------ GIVEN INFORMATION ------

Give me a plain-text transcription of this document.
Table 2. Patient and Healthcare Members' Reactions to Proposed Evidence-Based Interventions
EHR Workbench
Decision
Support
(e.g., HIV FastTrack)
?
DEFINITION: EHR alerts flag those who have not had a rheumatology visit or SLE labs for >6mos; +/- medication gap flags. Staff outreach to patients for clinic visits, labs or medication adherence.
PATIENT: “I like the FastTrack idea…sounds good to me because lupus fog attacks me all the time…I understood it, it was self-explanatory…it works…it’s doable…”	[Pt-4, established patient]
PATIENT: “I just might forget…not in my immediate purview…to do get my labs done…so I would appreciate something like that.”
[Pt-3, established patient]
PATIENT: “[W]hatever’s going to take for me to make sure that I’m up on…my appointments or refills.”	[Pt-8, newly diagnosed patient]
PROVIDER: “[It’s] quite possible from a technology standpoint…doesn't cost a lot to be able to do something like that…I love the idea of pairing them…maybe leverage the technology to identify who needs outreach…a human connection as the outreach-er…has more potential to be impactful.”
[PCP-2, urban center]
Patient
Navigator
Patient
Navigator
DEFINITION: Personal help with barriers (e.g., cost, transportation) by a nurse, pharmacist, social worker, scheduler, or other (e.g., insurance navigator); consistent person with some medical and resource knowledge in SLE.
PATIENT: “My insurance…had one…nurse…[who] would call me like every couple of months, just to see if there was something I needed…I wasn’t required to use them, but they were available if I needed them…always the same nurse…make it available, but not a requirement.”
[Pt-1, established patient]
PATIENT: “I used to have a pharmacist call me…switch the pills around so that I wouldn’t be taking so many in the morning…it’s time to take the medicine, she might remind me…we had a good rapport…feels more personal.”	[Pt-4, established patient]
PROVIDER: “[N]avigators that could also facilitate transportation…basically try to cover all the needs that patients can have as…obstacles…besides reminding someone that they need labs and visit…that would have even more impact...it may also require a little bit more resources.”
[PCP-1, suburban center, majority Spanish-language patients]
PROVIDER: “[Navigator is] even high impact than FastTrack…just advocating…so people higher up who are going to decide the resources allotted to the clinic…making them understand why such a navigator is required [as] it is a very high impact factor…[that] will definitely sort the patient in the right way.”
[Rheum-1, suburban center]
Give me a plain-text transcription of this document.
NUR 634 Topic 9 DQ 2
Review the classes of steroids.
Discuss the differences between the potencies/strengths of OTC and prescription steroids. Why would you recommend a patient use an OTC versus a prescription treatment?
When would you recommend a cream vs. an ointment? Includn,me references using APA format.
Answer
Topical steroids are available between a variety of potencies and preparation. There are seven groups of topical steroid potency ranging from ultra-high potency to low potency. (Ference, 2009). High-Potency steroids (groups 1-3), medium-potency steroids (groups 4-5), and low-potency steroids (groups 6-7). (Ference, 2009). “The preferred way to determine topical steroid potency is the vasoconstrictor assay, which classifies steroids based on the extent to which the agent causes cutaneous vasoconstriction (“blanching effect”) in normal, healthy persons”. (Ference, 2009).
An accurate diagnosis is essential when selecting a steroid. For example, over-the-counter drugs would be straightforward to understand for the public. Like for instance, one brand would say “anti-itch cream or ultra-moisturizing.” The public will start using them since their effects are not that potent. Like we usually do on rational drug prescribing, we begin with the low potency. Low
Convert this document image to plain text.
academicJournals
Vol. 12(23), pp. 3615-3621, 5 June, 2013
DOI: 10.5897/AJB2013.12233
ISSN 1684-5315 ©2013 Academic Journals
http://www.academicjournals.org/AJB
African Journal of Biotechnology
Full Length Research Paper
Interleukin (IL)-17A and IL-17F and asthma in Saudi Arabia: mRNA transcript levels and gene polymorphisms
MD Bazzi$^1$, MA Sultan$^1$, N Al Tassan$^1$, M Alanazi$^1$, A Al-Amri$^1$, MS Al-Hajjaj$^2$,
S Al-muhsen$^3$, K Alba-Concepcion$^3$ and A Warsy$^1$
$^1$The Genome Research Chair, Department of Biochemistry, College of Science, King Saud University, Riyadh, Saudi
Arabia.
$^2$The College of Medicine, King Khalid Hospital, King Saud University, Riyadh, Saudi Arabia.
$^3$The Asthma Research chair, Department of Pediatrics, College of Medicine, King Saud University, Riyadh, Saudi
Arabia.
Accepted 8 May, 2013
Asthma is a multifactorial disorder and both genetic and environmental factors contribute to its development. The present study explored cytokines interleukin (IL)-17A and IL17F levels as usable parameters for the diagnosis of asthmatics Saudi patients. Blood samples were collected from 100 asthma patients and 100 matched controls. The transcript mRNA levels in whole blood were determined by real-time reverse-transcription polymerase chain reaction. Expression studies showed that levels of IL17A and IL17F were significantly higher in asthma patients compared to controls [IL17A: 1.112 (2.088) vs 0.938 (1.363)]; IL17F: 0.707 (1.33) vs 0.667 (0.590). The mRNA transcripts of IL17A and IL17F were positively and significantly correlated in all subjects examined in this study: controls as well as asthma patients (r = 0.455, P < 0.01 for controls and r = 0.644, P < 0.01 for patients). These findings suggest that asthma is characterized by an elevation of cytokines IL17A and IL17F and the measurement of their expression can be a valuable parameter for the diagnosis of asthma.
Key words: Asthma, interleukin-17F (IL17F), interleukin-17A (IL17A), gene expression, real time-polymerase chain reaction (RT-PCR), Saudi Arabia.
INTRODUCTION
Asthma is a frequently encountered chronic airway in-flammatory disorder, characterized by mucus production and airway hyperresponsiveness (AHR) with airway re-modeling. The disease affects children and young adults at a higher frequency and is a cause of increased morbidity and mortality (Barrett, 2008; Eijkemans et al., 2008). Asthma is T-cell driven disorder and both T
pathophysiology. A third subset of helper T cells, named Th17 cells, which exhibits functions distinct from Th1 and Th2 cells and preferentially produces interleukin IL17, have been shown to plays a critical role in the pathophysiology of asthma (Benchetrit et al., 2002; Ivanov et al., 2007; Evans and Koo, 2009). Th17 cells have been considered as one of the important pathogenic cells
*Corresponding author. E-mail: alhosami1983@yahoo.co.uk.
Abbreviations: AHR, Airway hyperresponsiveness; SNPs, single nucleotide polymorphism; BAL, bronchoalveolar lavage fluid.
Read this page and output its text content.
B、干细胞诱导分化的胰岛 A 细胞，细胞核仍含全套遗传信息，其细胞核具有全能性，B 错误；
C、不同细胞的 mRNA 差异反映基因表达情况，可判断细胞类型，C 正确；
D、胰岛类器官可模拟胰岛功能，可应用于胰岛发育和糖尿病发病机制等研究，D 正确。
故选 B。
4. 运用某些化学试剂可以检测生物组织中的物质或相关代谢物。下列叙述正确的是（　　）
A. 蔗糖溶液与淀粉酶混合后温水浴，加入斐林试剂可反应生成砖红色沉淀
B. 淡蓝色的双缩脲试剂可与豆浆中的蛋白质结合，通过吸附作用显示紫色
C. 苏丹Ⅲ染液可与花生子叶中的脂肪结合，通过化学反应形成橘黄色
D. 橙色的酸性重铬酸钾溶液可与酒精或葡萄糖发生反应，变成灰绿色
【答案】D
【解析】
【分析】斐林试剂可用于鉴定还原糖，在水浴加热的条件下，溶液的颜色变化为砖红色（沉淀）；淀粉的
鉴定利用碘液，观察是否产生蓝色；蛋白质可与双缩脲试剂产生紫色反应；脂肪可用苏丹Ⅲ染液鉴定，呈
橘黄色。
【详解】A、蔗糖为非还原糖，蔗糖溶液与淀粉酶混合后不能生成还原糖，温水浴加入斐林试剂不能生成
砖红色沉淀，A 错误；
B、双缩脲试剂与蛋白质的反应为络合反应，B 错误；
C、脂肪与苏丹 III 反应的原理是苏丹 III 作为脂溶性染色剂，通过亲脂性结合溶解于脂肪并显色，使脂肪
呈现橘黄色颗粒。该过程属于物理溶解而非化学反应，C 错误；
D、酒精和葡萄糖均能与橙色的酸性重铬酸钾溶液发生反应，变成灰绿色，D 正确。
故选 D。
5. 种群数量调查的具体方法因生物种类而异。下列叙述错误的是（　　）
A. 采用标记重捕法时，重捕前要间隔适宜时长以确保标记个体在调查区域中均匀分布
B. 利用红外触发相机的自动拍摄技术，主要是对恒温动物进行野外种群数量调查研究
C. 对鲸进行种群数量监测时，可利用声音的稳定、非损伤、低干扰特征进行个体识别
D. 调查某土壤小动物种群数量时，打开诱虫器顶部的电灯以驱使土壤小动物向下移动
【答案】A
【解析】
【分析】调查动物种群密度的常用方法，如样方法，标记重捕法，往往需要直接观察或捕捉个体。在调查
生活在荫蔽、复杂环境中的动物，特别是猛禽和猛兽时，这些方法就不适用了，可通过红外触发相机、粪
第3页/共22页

------

**WHAT THE EXERCISE ASKS:** Please copy every line of the records above in which "College" appears.

**RESPONSE TO THIS EXERCISE:**
$^1$The Genome Research Chair, Department of Biochemistry, College of Science, King Saud University, Riyadh, Saudi
$^2$The College of Medicine, King Khalid Hospital, King Saud University, Riyadh, Saudi Arabia.
$^3$The Asthma Research chair, Department of Pediatrics, College of Medicine, King Saud University, Riyadh, Saudi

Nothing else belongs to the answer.